The entries below contain pictures. Retype everything except those pictures, exactly as given.

[Dataset excerpts]

+---+

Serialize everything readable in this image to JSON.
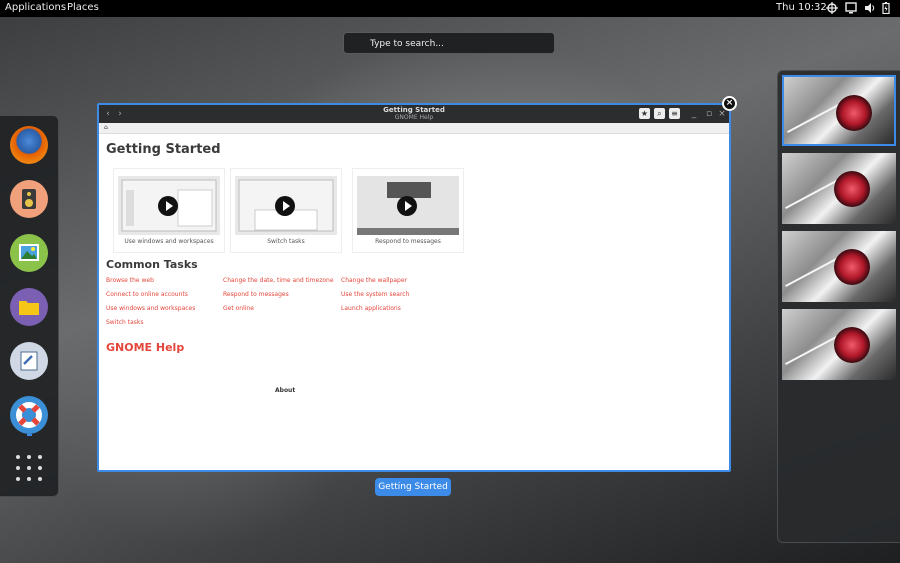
{
  "topbar": {
    "activities": "Applications",
    "places": "Places",
    "clock": "Thu 10:32",
    "icons": [
      "crosshair-icon",
      "display-icon",
      "volume-icon",
      "battery-icon"
    ]
  },
  "search": {
    "placeholder": "Type to search..."
  },
  "dash": {
    "apps": [
      {
        "name": "firefox-icon",
        "color": "#e66000"
      },
      {
        "name": "speaker-icon",
        "color": "#f08c4a"
      },
      {
        "name": "image-viewer-icon",
        "color": "#7ab32e"
      },
      {
        "name": "files-icon",
        "color": "#7b5fb3"
      },
      {
        "name": "notes-icon",
        "color": "#4d6c8f"
      },
      {
        "name": "help-lifebuoy-icon",
        "color": "#3a8fd6"
      }
    ],
    "show_apps_icon": "grid-icon"
  },
  "window": {
    "title": "Getting Started",
    "subtitle": "GNOME Help",
    "page_title": "Getting Started",
    "videos": [
      {
        "caption": "Use windows and workspaces"
      },
      {
        "caption": "Switch tasks"
      },
      {
        "caption": "Respond to messages"
      }
    ],
    "common_tasks_title": "Common Tasks",
    "tasks": [
      [
        "Browse the web",
        "Connect to online accounts",
        "Use windows and workspaces",
        "Switch tasks"
      ],
      [
        "Change the date, time and timezone",
        "Respond to messages",
        "Get online"
      ],
      [
        "Change the wallpaper",
        "Use the system search",
        "Launch applications"
      ]
    ],
    "gnome_help": "GNOME Help",
    "about": "About"
  },
  "window_label": "Getting Started",
  "colors": {
    "accent": "#3d8be8",
    "link": "#e5463b"
  },
  "workspaces": {
    "count": 4,
    "active": 1
  }
}
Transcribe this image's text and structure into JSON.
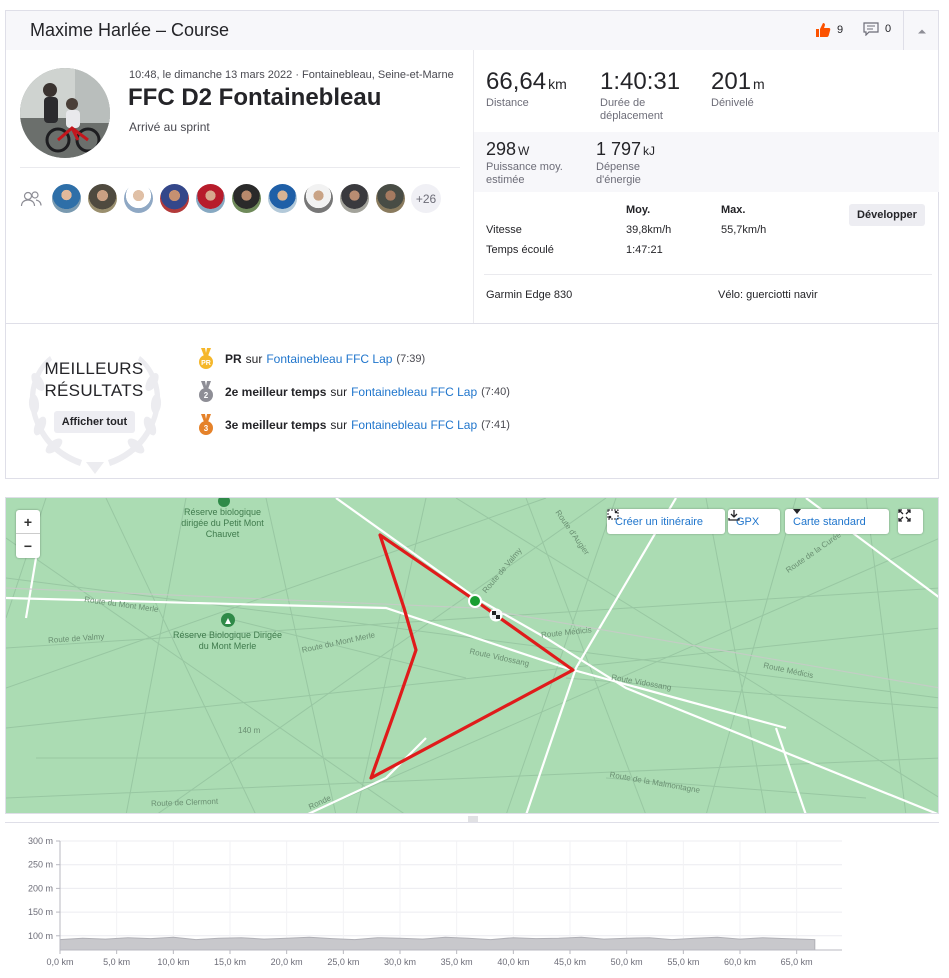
{
  "header": {
    "title": "Maxime Harlée – Course",
    "kudos_count": "9",
    "comment_count": "0"
  },
  "activity": {
    "meta": "10:48, le dimanche 13 mars 2022 · Fontainebleau, Seine-et-Marne",
    "title": "FFC D2 Fontainebleau",
    "description": "Arrivé au sprint",
    "more_athletes": "+26"
  },
  "stats": {
    "distance": {
      "value": "66,64",
      "unit": "km",
      "label": "Distance"
    },
    "moving_time": {
      "value": "1:40:31",
      "label": "Durée de déplacement"
    },
    "elevation": {
      "value": "201",
      "unit": "m",
      "label": "Dénivelé"
    },
    "power": {
      "value": "298",
      "unit": "W",
      "label": "Puissance moy. estimée"
    },
    "energy": {
      "value": "1 797",
      "unit": "kJ",
      "label": "Dépense d'énergie"
    },
    "table": {
      "col_avg": "Moy.",
      "col_max": "Max.",
      "speed_label": "Vitesse",
      "speed_avg": "39,8km/h",
      "speed_max": "55,7km/h",
      "elapsed_label": "Temps écoulé",
      "elapsed_avg": "1:47:21"
    },
    "expand_button": "Développer",
    "device": "Garmin Edge 830",
    "bike": "Vélo: guerciotti navir"
  },
  "achievements": {
    "title_line1": "MEILLEURS",
    "title_line2": "RÉSULTATS",
    "show_all": "Afficher tout",
    "items": [
      {
        "rank": "PR",
        "prefix": "PR",
        "sur": "sur",
        "segment": "Fontainebleau FFC Lap",
        "time": "(7:39)",
        "medal_color": "#f5b72a"
      },
      {
        "rank": "2",
        "prefix": "2e meilleur temps",
        "sur": "sur",
        "segment": "Fontainebleau FFC Lap",
        "time": "(7:40)",
        "medal_color": "#8e8e96"
      },
      {
        "rank": "3",
        "prefix": "3e meilleur temps",
        "sur": "sur",
        "segment": "Fontainebleau FFC Lap",
        "time": "(7:41)",
        "medal_color": "#e5822a"
      }
    ]
  },
  "map": {
    "zoom_in": "+",
    "zoom_out": "−",
    "create_route": "Créer un itinéraire",
    "gpx": "GPX",
    "map_type": "Carte standard",
    "places": [
      "Réserve biologique dirigée du Petit Mont Chauvet",
      "Réserve Biologique Dirigée du Mont Merle"
    ],
    "roads": [
      "Route du Mont Merle",
      "Route de Valmy",
      "Route du Mont Merle",
      "Route de Valmy",
      "Route d'Augier",
      "Route Médicis",
      "Route Vidossang",
      "Route Vidossang",
      "Route Médicis",
      "Route de la Curée",
      "Route de la Malmontagne",
      "Route de Clermont",
      "Ronde",
      "140 m"
    ],
    "route_color": "#e01b1b"
  },
  "chart_data": {
    "type": "area",
    "x_tick_labels": [
      "0,0 km",
      "5,0 km",
      "10,0 km",
      "15,0 km",
      "20,0 km",
      "25,0 km",
      "30,0 km",
      "35,0 km",
      "40,0 km",
      "45,0 km",
      "50,0 km",
      "55,0 km",
      "60,0 km",
      "65,0 km"
    ],
    "y_tick_labels": [
      "300 m",
      "250 m",
      "200 m",
      "150 m",
      "100 m"
    ],
    "xlim": [
      0,
      69
    ],
    "ylim": [
      70,
      300
    ],
    "x": [
      0,
      2,
      4,
      6,
      8,
      10,
      12,
      14,
      16,
      18,
      20,
      22,
      24,
      26,
      28,
      30,
      32,
      34,
      36,
      38,
      40,
      42,
      44,
      46,
      48,
      50,
      52,
      54,
      56,
      58,
      60,
      62,
      64,
      66.6
    ],
    "elevation": [
      92,
      95,
      93,
      96,
      94,
      97,
      92,
      95,
      96,
      93,
      95,
      97,
      94,
      92,
      96,
      95,
      93,
      97,
      95,
      92,
      96,
      94,
      95,
      97,
      93,
      95,
      96,
      92,
      95,
      97,
      93,
      96,
      94,
      92
    ],
    "fill_color": "#c8c8cc"
  }
}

+---+

Correct output
Serialize everything readable in this image to JSON.
{
  "topbar": {
    "activities": "Applications",
    "places": "Places",
    "clock": "Thu 10:32",
    "icons": [
      "crosshair-icon",
      "display-icon",
      "volume-icon",
      "battery-icon"
    ]
  },
  "search": {
    "placeholder": "Type to search..."
  },
  "dash": {
    "apps": [
      {
        "name": "firefox-icon",
        "color": "#e66000"
      },
      {
        "name": "speaker-icon",
        "color": "#f08c4a"
      },
      {
        "name": "image-viewer-icon",
        "color": "#7ab32e"
      },
      {
        "name": "files-icon",
        "color": "#7b5fb3"
      },
      {
        "name": "notes-icon",
        "color": "#4d6c8f"
      },
      {
        "name": "help-lifebuoy-icon",
        "color": "#3a8fd6"
      }
    ],
    "show_apps_icon": "grid-icon"
  },
  "window": {
    "title": "Getting Started",
    "subtitle": "GNOME Help",
    "page_title": "Getting Started",
    "videos": [
      {
        "caption": "Use windows and workspaces"
      },
      {
        "caption": "Switch tasks"
      },
      {
        "caption": "Respond to messages"
      }
    ],
    "common_tasks_title": "Common Tasks",
    "tasks": [
      [
        "Browse the web",
        "Connect to online accounts",
        "Use windows and workspaces",
        "Switch tasks"
      ],
      [
        "Change the date, time and timezone",
        "Respond to messages",
        "Get online"
      ],
      [
        "Change the wallpaper",
        "Use the system search",
        "Launch applications"
      ]
    ],
    "gnome_help": "GNOME Help",
    "about": "About"
  },
  "window_label": "Getting Started",
  "colors": {
    "accent": "#3d8be8",
    "link": "#e5463b"
  },
  "workspaces": {
    "count": 4,
    "active": 1
  }
}
Transcribe this image's text and structure into JSON.
{
  "header": {
    "title": "Maxime Harlée – Course",
    "kudos_count": "9",
    "comment_count": "0"
  },
  "activity": {
    "meta": "10:48, le dimanche 13 mars 2022 · Fontainebleau, Seine-et-Marne",
    "title": "FFC D2 Fontainebleau",
    "description": "Arrivé au sprint",
    "more_athletes": "+26"
  },
  "stats": {
    "distance": {
      "value": "66,64",
      "unit": "km",
      "label": "Distance"
    },
    "moving_time": {
      "value": "1:40:31",
      "label": "Durée de déplacement"
    },
    "elevation": {
      "value": "201",
      "unit": "m",
      "label": "Dénivelé"
    },
    "power": {
      "value": "298",
      "unit": "W",
      "label": "Puissance moy. estimée"
    },
    "energy": {
      "value": "1 797",
      "unit": "kJ",
      "label": "Dépense d'énergie"
    },
    "table": {
      "col_avg": "Moy.",
      "col_max": "Max.",
      "speed_label": "Vitesse",
      "speed_avg": "39,8km/h",
      "speed_max": "55,7km/h",
      "elapsed_label": "Temps écoulé",
      "elapsed_avg": "1:47:21"
    },
    "expand_button": "Développer",
    "device": "Garmin Edge 830",
    "bike": "Vélo: guerciotti navir"
  },
  "achievements": {
    "title_line1": "MEILLEURS",
    "title_line2": "RÉSULTATS",
    "show_all": "Afficher tout",
    "items": [
      {
        "rank": "PR",
        "prefix": "PR",
        "sur": "sur",
        "segment": "Fontainebleau FFC Lap",
        "time": "(7:39)",
        "medal_color": "#f5b72a"
      },
      {
        "rank": "2",
        "prefix": "2e meilleur temps",
        "sur": "sur",
        "segment": "Fontainebleau FFC Lap",
        "time": "(7:40)",
        "medal_color": "#8e8e96"
      },
      {
        "rank": "3",
        "prefix": "3e meilleur temps",
        "sur": "sur",
        "segment": "Fontainebleau FFC Lap",
        "time": "(7:41)",
        "medal_color": "#e5822a"
      }
    ]
  },
  "map": {
    "zoom_in": "+",
    "zoom_out": "−",
    "create_route": "Créer un itinéraire",
    "gpx": "GPX",
    "map_type": "Carte standard",
    "places": [
      "Réserve biologique dirigée du Petit Mont Chauvet",
      "Réserve Biologique Dirigée du Mont Merle"
    ],
    "roads": [
      "Route du Mont Merle",
      "Route de Valmy",
      "Route du Mont Merle",
      "Route de Valmy",
      "Route d'Augier",
      "Route Médicis",
      "Route Vidossang",
      "Route Vidossang",
      "Route Médicis",
      "Route de la Curée",
      "Route de la Malmontagne",
      "Route de Clermont",
      "Ronde",
      "140 m"
    ],
    "route_color": "#e01b1b"
  },
  "chart_data": {
    "type": "area",
    "x_tick_labels": [
      "0,0 km",
      "5,0 km",
      "10,0 km",
      "15,0 km",
      "20,0 km",
      "25,0 km",
      "30,0 km",
      "35,0 km",
      "40,0 km",
      "45,0 km",
      "50,0 km",
      "55,0 km",
      "60,0 km",
      "65,0 km"
    ],
    "y_tick_labels": [
      "300 m",
      "250 m",
      "200 m",
      "150 m",
      "100 m"
    ],
    "xlim": [
      0,
      69
    ],
    "ylim": [
      70,
      300
    ],
    "x": [
      0,
      2,
      4,
      6,
      8,
      10,
      12,
      14,
      16,
      18,
      20,
      22,
      24,
      26,
      28,
      30,
      32,
      34,
      36,
      38,
      40,
      42,
      44,
      46,
      48,
      50,
      52,
      54,
      56,
      58,
      60,
      62,
      64,
      66.6
    ],
    "elevation": [
      92,
      95,
      93,
      96,
      94,
      97,
      92,
      95,
      96,
      93,
      95,
      97,
      94,
      92,
      96,
      95,
      93,
      97,
      95,
      92,
      96,
      94,
      95,
      97,
      93,
      95,
      96,
      92,
      95,
      97,
      93,
      96,
      94,
      92
    ],
    "fill_color": "#c8c8cc"
  }
}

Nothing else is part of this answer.